#### [Passage given]

Dead Sea


At 430 metres below sea level, the Dead Sea is the lowest point on Earth. As the name implies, nothing lives here. The Dead Sea is ten times saltier than the ocean which prevents any plant or sea life from flourishing. The higher density also makes objects extremely buoyant. You can try to sink as hard as you want but the water just pushes you back up. It was a strange feeling to simply lay back and float, bobbing up and down with the waves.

On the Jordanian side, there is a stretch of resorts with direct entry to the Dead Sea. We visited the Marriott with a day pass which gave us access to their facilities. There was also Dead Sea mud available to slather on before washing off in the sea. The minerals in the mud are purported to be beneficial for the skin so we took huge slabs and covered ourselves from head to toe.


We stayed south of the resorts and across from the Wadi Mujib at Mujib Chalets, another property run by the Royal Society for the Conservation of Nature in Jordan. The chalets are basic but have amazing views of the Dead Sea. It was also close to areas where we could walk down to the water to see the salt formations.


We finished our trip in Jordan with a relaxing stay at the Ma’in Hot Springs. Located between Madaba and the Dead Sea, the road leading to the resort takes you up the mountains and into a valley. Upon arrival, we found a series of hot mineral springs and waterfalls. They were very hot but soothing after a week of long drives and hiking.

#### [Provided records]
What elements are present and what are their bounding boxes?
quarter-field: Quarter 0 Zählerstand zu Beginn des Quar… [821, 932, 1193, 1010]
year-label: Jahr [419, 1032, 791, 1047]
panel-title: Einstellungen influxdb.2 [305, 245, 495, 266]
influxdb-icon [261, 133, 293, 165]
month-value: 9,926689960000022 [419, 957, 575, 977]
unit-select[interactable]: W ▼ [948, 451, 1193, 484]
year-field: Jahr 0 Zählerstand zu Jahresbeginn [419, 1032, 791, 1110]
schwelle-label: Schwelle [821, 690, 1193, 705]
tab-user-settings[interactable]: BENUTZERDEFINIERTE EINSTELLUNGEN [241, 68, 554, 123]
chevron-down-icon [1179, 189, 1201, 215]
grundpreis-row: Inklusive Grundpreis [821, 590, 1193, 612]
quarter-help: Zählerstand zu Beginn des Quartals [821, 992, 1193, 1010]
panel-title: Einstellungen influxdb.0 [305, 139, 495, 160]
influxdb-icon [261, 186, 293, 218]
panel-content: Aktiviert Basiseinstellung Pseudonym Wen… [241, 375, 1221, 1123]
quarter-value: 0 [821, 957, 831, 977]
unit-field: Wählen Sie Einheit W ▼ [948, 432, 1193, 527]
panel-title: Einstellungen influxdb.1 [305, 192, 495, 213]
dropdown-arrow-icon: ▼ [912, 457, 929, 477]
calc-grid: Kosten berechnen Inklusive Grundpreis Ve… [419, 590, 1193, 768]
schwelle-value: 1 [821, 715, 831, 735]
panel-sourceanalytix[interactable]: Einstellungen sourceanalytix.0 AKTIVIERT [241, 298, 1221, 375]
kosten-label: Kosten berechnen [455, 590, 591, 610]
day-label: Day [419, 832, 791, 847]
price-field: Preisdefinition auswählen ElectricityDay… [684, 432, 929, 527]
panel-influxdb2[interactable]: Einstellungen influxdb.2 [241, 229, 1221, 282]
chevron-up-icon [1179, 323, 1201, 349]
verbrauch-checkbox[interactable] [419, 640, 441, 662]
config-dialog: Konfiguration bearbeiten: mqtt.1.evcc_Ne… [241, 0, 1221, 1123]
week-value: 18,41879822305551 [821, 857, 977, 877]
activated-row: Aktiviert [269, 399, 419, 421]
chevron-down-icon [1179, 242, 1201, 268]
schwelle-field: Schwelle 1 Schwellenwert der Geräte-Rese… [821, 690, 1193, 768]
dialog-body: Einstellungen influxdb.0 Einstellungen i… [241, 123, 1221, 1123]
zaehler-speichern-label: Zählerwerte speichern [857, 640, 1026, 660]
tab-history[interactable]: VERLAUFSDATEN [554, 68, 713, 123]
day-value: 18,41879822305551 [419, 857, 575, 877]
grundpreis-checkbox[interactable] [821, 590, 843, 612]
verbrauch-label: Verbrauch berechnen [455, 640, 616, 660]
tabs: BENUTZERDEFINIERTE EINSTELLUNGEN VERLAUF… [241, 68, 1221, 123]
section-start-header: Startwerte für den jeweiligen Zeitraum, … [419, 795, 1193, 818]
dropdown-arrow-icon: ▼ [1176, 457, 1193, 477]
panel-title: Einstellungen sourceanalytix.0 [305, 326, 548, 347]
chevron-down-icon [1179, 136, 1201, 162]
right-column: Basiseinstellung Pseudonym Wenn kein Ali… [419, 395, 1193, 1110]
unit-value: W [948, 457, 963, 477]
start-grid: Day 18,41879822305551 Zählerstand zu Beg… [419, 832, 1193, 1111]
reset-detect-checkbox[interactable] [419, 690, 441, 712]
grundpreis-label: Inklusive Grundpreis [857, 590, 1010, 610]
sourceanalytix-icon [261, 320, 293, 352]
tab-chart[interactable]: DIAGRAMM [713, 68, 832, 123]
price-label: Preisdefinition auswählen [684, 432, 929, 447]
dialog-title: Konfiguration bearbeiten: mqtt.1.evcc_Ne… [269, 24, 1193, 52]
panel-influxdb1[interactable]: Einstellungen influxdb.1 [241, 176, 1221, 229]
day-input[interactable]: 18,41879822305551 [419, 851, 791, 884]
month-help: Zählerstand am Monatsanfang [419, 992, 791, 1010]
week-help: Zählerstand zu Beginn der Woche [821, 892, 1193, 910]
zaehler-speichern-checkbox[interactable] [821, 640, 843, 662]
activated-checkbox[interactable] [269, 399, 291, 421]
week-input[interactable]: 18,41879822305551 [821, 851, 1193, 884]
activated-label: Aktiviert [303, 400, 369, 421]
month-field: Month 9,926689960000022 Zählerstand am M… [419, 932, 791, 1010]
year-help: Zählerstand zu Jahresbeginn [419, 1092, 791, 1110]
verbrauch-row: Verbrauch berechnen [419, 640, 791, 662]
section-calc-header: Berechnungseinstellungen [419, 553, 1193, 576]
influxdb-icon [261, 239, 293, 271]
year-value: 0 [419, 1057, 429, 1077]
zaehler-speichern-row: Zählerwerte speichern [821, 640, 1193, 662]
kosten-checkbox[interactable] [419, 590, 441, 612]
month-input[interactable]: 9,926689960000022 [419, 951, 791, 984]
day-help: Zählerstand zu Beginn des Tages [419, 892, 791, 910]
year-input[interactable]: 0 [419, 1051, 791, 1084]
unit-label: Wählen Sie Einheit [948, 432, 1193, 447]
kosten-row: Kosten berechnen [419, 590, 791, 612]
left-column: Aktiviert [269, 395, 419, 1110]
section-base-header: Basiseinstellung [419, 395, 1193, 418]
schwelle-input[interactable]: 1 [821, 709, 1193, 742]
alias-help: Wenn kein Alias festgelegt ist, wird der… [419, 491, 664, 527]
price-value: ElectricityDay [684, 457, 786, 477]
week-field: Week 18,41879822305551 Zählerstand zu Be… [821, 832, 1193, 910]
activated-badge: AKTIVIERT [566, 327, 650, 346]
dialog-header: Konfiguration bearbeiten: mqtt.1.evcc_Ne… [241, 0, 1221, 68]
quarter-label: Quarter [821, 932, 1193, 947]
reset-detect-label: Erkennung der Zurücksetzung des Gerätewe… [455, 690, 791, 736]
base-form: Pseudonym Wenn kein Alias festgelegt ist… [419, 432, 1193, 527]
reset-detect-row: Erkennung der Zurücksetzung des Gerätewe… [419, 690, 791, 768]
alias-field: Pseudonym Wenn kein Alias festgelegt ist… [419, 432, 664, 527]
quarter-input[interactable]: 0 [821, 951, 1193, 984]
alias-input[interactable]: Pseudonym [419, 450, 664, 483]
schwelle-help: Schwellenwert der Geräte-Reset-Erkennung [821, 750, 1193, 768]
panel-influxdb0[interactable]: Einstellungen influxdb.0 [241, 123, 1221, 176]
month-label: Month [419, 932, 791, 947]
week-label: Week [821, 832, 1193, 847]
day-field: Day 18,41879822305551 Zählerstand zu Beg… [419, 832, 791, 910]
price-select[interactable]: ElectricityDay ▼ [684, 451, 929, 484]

#### [Directions]
Retype the section of the Dead Sea passage starting at "We stayed south" and ending at "the salt formations.", keeping every word and punctuation mark unchanged.

#### [Task response]
We stayed south of the resorts and across from the Wadi Mujib at Mujib Chalets, another property run by the Royal Society for the Conservation of Nature in Jordan. The chalets are basic but have amazing views of the Dead Sea. It was also close to areas where we could walk down to the water to see the salt formations.